— What you should do —
Locate every line below that contains the word "TISERA" and copy it.
========================
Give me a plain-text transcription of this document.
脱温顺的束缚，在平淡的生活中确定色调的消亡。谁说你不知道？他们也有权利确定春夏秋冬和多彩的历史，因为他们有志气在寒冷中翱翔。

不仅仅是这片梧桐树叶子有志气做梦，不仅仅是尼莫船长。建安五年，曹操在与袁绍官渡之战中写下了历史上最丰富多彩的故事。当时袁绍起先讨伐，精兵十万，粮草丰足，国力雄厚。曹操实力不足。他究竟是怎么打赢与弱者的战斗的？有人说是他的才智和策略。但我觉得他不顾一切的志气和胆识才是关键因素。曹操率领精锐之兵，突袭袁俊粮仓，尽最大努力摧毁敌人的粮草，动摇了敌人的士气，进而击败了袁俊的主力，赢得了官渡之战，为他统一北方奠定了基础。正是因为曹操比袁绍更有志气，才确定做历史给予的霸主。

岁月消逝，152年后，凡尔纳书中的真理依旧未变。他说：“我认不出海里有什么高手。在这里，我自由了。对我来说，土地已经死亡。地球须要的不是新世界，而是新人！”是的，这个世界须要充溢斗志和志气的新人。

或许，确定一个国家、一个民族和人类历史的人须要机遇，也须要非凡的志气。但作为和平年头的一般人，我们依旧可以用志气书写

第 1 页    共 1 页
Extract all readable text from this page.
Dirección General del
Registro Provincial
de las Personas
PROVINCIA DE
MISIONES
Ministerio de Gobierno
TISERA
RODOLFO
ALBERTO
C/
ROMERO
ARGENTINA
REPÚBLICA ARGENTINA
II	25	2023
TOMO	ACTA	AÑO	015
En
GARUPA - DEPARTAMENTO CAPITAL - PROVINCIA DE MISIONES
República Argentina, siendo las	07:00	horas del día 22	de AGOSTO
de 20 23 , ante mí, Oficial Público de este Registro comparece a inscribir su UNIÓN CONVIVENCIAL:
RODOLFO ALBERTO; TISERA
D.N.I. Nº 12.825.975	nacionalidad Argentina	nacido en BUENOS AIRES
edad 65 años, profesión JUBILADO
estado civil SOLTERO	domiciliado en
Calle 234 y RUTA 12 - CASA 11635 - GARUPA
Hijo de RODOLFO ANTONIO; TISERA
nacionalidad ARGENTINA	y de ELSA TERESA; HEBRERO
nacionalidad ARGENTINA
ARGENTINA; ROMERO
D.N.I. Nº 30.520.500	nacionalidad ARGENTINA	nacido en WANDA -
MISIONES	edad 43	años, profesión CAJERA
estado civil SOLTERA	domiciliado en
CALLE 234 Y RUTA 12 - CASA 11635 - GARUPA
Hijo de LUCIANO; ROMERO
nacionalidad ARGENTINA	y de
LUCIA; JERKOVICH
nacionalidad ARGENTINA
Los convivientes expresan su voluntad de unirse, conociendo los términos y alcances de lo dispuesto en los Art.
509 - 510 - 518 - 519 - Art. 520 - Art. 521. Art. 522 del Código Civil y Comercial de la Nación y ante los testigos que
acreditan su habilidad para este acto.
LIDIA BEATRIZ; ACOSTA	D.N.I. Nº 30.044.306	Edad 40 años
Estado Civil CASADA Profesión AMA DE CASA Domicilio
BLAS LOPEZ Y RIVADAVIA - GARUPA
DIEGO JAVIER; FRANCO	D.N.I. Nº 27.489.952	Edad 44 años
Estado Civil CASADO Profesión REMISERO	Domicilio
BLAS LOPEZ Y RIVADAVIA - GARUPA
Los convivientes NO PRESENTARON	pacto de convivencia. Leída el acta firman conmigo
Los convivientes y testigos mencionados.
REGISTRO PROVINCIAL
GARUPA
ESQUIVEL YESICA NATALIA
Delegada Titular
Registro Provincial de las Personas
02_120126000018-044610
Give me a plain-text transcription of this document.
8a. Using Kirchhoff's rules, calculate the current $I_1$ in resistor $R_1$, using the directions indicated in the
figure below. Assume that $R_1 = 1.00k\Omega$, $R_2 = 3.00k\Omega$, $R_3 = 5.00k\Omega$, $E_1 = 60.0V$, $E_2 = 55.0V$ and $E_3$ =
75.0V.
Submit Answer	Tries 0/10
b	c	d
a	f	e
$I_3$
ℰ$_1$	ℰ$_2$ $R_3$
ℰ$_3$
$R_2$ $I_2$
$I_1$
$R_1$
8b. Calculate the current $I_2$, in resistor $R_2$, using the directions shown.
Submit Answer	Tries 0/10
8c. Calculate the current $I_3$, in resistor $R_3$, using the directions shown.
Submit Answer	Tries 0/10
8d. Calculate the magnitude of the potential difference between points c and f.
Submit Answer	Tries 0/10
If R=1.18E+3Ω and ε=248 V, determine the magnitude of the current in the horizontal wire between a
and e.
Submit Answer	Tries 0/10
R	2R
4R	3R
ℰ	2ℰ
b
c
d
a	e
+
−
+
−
========================
— Written reply —
TISERA
RODOLFO ALBERTO; TISERA
Hijo de RODOLFO ANTONIO; TISERA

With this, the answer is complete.